> A run of records
──────
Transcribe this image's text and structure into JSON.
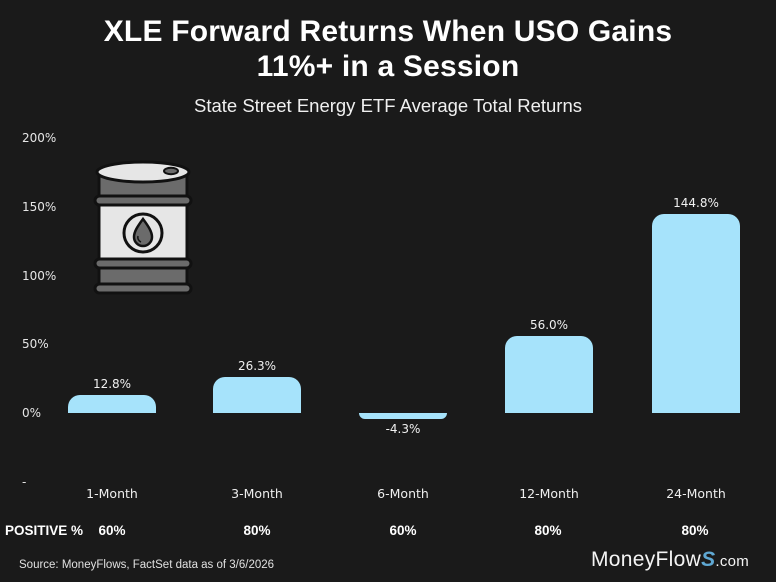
{
  "header": {
    "title_line1": "XLE Forward Returns When USO Gains",
    "title_line2": "11%+ in a Session",
    "subtitle": "State Street Energy ETF Average Total Returns"
  },
  "icon": {
    "name": "oil-barrel-icon"
  },
  "positive_row": {
    "label": "POSITIVE %",
    "values": [
      "60%",
      "80%",
      "60%",
      "80%",
      "80%"
    ]
  },
  "footer": {
    "source": "Source: MoneyFlows, FactSet data as of 3/6/2026",
    "brand_main": "MoneyFlow",
    "brand_accent": "S",
    "brand_suffix": ".com"
  },
  "colors": {
    "background": "#1a1a1a",
    "bar": "#a6e3fb",
    "text": "#f2f2f2",
    "brand_accent": "#5fa8d3"
  },
  "chart_data": {
    "type": "bar",
    "title": "XLE Forward Returns When USO Gains 11%+ in a Session",
    "subtitle": "State Street Energy ETF Average Total Returns",
    "categories": [
      "1-Month",
      "3-Month",
      "6-Month",
      "12-Month",
      "24-Month"
    ],
    "values": [
      12.8,
      26.3,
      -4.3,
      56.0,
      144.8
    ],
    "value_labels": [
      "12.8%",
      "26.3%",
      "-4.3%",
      "56.0%",
      "144.8%"
    ],
    "positive_pct": [
      60,
      80,
      60,
      80,
      80
    ],
    "xlabel": "",
    "ylabel": "",
    "yticks": [
      "-",
      "0%",
      "50%",
      "100%",
      "150%",
      "200%"
    ],
    "ylim": [
      -50,
      200
    ],
    "grid": false,
    "legend": "none"
  }
}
──────
> WRITTEN INSTRUCTION
Reproduce each entry precisely, dropping only the pictures.

> CORRECT RESPONSE
Transcribe this image's text and structure into JSON.
{
  "header": {
    "title_line1": "XLE Forward Returns When USO Gains",
    "title_line2": "11%+ in a Session",
    "subtitle": "State Street Energy ETF Average Total Returns"
  },
  "icon": {
    "name": "oil-barrel-icon"
  },
  "positive_row": {
    "label": "POSITIVE %",
    "values": [
      "60%",
      "80%",
      "60%",
      "80%",
      "80%"
    ]
  },
  "footer": {
    "source": "Source: MoneyFlows, FactSet data as of 3/6/2026",
    "brand_main": "MoneyFlow",
    "brand_accent": "S",
    "brand_suffix": ".com"
  },
  "colors": {
    "background": "#1a1a1a",
    "bar": "#a6e3fb",
    "text": "#f2f2f2",
    "brand_accent": "#5fa8d3"
  },
  "chart_data": {
    "type": "bar",
    "title": "XLE Forward Returns When USO Gains 11%+ in a Session",
    "subtitle": "State Street Energy ETF Average Total Returns",
    "categories": [
      "1-Month",
      "3-Month",
      "6-Month",
      "12-Month",
      "24-Month"
    ],
    "values": [
      12.8,
      26.3,
      -4.3,
      56.0,
      144.8
    ],
    "value_labels": [
      "12.8%",
      "26.3%",
      "-4.3%",
      "56.0%",
      "144.8%"
    ],
    "positive_pct": [
      60,
      80,
      60,
      80,
      80
    ],
    "xlabel": "",
    "ylabel": "",
    "yticks": [
      "-",
      "0%",
      "50%",
      "100%",
      "150%",
      "200%"
    ],
    "ylim": [
      -50,
      200
    ],
    "grid": false,
    "legend": "none"
  }
}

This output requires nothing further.